Check each line of the material below, and copy it if it holds the string "Combustion".

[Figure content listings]
----------------

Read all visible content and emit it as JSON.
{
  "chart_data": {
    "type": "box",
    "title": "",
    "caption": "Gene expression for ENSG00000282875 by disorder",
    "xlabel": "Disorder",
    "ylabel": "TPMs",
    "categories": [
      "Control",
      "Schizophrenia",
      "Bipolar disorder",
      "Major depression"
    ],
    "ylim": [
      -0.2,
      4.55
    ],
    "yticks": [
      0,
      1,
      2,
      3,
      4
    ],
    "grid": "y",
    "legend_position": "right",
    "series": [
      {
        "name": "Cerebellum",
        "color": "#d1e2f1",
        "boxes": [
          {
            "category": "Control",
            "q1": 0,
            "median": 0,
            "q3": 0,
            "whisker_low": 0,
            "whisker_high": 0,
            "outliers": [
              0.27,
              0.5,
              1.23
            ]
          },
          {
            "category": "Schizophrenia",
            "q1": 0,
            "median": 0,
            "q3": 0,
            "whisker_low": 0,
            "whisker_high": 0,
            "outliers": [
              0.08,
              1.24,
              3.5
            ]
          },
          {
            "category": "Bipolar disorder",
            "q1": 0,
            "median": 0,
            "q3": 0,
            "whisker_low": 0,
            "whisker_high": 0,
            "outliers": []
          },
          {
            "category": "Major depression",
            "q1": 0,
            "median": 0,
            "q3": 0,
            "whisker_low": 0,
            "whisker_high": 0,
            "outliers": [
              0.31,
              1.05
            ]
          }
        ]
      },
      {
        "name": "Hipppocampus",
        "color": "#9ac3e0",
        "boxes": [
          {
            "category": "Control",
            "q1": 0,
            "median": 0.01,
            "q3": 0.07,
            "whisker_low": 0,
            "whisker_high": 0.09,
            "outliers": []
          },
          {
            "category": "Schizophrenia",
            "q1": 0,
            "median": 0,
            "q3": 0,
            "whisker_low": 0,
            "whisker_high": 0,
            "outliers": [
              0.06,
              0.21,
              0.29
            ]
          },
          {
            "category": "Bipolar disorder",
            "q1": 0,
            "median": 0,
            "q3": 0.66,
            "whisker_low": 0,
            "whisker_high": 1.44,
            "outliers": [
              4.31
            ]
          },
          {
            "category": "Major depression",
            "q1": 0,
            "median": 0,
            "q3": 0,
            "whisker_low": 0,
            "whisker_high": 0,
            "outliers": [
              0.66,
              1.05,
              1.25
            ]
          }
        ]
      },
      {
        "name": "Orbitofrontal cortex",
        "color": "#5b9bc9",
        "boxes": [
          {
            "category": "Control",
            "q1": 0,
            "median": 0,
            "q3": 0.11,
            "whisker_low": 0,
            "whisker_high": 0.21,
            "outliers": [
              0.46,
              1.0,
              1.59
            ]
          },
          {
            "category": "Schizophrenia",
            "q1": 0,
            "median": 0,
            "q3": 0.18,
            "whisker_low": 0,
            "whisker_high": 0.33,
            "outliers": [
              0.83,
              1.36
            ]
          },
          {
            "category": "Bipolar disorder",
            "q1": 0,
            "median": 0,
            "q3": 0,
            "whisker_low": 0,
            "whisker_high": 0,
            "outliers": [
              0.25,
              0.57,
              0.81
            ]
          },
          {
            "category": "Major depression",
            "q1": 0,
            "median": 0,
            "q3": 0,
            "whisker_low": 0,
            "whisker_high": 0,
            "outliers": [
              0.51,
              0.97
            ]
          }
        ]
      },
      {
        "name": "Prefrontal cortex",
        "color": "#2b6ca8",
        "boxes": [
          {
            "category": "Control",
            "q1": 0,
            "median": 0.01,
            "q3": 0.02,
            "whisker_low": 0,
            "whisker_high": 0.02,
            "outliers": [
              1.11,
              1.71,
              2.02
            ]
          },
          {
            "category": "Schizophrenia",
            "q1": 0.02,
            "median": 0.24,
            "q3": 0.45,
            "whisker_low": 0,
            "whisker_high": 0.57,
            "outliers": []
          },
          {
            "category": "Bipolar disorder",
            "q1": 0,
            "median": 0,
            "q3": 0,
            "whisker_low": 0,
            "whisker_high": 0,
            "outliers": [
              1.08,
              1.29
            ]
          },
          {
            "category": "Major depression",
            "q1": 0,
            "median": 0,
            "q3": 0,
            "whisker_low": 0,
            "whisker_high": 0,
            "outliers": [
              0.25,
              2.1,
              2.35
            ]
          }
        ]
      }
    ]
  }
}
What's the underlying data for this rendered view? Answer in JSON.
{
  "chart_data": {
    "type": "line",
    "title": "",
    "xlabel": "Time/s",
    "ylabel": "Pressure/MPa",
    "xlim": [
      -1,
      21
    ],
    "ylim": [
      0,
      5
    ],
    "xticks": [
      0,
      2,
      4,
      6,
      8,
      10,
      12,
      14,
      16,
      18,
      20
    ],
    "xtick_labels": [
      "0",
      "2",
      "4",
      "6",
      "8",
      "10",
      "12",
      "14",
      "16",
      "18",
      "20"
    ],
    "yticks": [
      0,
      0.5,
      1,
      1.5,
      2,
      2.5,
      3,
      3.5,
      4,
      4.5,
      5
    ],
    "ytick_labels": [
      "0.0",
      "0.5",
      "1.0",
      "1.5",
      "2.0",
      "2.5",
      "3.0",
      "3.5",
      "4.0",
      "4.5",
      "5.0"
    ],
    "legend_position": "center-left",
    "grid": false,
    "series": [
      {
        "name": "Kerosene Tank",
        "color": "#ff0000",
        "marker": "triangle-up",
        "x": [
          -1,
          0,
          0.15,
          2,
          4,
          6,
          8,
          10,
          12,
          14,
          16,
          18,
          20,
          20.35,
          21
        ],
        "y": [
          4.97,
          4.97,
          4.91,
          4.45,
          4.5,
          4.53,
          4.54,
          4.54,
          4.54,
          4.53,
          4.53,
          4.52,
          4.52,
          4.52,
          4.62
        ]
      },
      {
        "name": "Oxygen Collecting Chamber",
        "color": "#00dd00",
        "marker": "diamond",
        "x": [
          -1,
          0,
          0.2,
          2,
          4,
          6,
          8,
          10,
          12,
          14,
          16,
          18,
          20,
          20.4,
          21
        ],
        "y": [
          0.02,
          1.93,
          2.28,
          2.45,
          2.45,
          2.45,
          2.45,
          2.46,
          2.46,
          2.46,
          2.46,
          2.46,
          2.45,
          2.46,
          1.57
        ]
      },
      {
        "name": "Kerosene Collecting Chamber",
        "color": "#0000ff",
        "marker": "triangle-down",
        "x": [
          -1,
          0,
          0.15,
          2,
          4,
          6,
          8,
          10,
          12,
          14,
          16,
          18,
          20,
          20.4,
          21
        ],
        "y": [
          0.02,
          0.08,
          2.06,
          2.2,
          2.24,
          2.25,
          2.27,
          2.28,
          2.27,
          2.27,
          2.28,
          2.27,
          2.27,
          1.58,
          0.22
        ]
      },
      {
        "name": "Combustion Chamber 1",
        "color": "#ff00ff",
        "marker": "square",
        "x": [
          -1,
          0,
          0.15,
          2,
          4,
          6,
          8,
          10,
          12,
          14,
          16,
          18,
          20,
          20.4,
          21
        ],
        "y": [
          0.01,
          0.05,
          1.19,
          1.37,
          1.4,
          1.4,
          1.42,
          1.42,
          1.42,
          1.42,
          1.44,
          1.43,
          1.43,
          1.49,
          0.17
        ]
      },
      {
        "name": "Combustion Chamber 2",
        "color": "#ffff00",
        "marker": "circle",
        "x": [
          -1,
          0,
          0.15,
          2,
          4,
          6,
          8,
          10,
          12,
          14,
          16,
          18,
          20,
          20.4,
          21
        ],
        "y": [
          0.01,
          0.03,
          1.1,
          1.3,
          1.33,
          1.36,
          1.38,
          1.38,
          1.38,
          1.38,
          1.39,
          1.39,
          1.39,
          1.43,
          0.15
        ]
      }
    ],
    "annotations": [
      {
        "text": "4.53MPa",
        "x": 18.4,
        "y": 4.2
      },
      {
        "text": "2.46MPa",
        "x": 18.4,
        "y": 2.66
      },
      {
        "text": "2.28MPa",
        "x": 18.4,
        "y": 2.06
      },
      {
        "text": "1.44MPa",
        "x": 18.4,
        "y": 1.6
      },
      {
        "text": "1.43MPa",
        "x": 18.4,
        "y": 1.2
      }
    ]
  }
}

----------------

» **WORKED ANSWER**:
        "name": "Combustion Chamber 1",
        "name": "Combustion Chamber 2",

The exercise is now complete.